--- start of DATA EXTRACT ---

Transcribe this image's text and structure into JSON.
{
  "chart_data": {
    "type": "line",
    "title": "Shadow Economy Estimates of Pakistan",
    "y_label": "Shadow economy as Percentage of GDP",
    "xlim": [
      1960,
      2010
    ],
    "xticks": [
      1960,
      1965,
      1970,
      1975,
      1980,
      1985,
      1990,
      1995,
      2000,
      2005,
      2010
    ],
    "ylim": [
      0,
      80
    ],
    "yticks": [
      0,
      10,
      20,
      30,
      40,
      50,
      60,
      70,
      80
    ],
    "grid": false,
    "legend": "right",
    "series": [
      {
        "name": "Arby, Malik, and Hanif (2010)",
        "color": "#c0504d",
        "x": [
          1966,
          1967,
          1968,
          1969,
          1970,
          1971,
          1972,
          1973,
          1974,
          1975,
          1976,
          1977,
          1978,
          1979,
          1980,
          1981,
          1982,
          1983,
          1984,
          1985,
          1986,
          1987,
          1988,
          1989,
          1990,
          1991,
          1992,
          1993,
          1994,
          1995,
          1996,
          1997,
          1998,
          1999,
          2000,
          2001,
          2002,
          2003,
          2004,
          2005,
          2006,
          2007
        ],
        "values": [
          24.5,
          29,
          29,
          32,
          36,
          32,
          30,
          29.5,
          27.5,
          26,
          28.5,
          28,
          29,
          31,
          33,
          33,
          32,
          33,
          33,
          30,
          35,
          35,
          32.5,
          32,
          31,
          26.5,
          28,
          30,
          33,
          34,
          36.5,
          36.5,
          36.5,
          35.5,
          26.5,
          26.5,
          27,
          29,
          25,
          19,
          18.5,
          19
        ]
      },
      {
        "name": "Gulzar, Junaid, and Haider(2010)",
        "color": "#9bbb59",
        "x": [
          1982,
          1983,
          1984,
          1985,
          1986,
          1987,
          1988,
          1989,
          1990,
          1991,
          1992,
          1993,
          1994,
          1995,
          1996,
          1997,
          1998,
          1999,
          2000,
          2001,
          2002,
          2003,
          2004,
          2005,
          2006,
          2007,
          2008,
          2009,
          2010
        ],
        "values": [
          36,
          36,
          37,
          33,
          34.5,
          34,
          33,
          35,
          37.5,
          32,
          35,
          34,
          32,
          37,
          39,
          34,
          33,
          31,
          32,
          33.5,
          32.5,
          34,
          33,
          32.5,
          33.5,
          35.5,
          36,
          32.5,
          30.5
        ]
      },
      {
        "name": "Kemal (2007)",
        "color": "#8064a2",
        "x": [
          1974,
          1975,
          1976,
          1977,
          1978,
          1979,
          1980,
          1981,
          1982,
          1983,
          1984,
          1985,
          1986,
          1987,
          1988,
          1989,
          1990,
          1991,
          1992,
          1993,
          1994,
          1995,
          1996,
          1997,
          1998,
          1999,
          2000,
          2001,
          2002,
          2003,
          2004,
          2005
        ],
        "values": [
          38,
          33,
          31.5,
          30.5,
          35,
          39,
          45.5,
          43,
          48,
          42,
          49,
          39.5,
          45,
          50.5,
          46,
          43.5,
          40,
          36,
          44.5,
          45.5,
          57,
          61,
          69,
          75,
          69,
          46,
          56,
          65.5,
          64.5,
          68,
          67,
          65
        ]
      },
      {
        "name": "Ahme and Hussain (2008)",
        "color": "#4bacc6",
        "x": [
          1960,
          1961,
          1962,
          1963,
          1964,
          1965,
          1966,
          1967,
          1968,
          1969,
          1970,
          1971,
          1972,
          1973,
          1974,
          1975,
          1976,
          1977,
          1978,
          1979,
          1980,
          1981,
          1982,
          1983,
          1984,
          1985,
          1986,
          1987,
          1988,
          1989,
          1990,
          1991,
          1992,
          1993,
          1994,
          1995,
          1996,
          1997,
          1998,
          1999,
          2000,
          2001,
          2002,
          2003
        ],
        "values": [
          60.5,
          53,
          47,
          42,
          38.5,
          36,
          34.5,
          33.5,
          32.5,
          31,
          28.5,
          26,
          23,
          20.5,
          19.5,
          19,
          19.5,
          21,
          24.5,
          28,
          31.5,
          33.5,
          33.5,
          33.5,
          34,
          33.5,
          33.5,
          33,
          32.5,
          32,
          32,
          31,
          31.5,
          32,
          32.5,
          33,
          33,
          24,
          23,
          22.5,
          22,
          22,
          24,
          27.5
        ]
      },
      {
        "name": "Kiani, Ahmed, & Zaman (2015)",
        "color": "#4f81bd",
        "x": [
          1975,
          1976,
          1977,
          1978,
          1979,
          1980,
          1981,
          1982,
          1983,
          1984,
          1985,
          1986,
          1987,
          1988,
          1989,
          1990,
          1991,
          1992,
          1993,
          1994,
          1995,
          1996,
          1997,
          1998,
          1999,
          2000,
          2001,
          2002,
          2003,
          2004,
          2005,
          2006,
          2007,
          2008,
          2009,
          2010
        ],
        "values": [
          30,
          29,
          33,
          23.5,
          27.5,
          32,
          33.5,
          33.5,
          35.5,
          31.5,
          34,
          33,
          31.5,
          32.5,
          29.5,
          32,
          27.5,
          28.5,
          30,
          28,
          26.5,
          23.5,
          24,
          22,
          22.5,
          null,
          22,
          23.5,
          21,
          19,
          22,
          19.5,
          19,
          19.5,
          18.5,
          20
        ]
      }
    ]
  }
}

--- end of DATA EXTRACT ---

* **TASK TO COMPLETE**
Return each line of the data that contains the string "color".

* **OUTPUT OF THE EXERCISE**
        "color": "#c0504d",
        "color": "#9bbb59",
        "color": "#8064a2",
        "color": "#4bacc6",
        "color": "#4f81bd",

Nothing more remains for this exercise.